>> Start Information supplied
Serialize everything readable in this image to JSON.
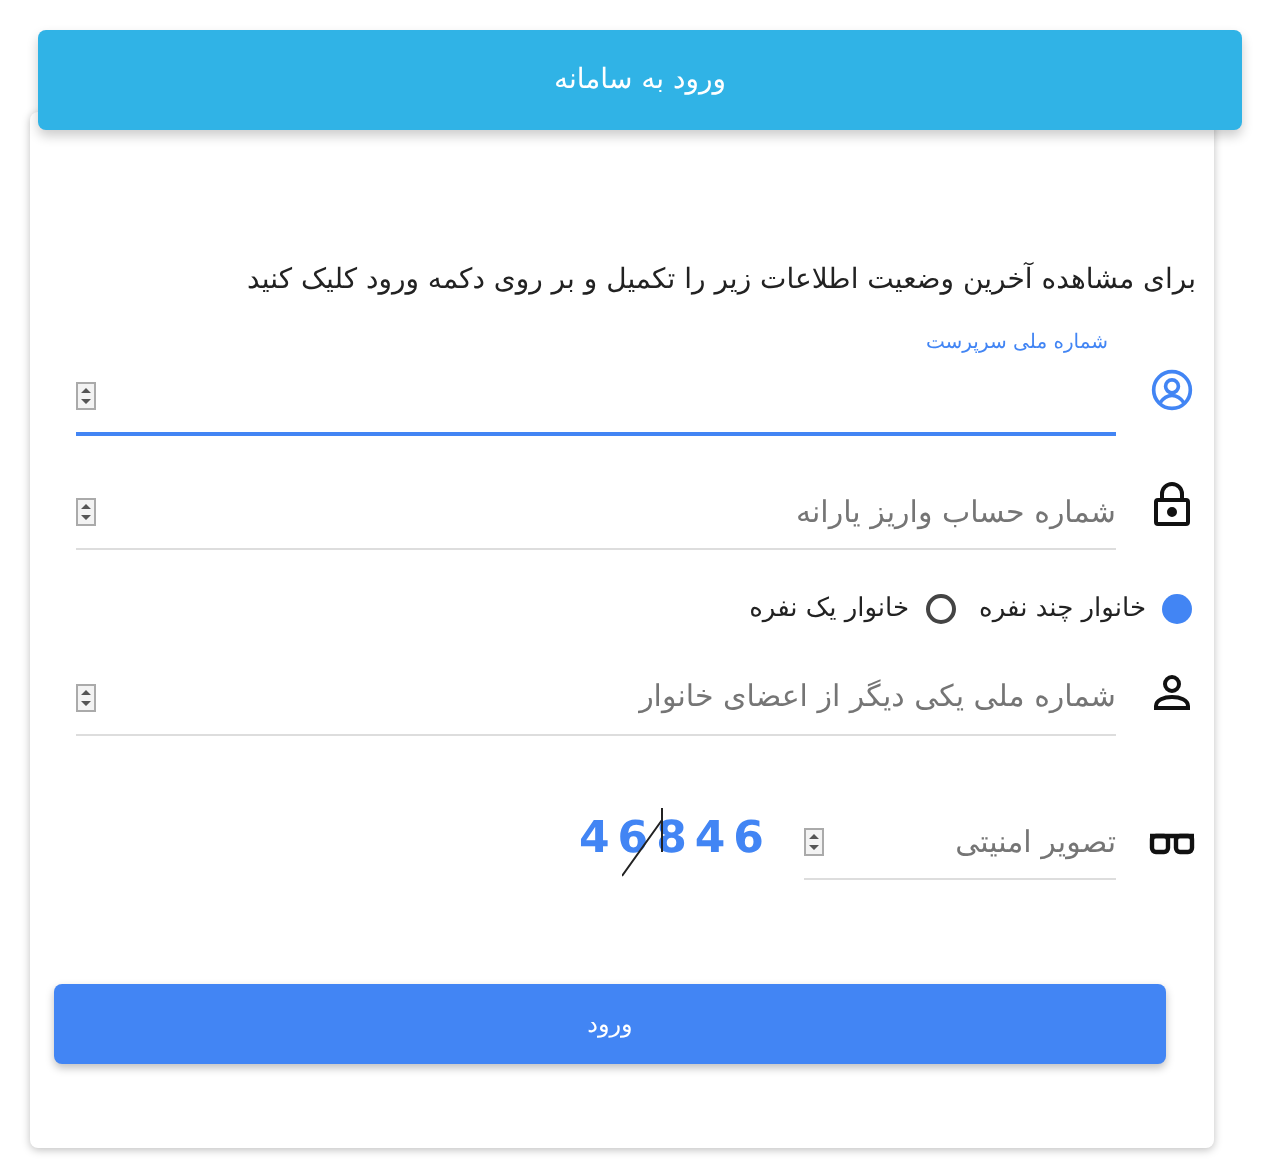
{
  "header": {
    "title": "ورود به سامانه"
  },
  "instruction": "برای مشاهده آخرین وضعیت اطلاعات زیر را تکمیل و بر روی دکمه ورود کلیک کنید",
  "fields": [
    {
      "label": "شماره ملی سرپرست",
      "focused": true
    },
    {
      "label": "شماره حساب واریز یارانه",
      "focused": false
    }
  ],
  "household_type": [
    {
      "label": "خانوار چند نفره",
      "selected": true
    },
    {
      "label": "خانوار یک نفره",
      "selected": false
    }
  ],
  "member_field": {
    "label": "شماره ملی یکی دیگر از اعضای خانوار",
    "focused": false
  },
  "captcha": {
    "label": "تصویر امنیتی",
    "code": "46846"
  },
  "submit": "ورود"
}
>> End Information supplied
# Given request
Using the records above, gather all lines where the string "focused" is present.

# Solution for this problem
      "focused": true
      "focused": false
    "focused": false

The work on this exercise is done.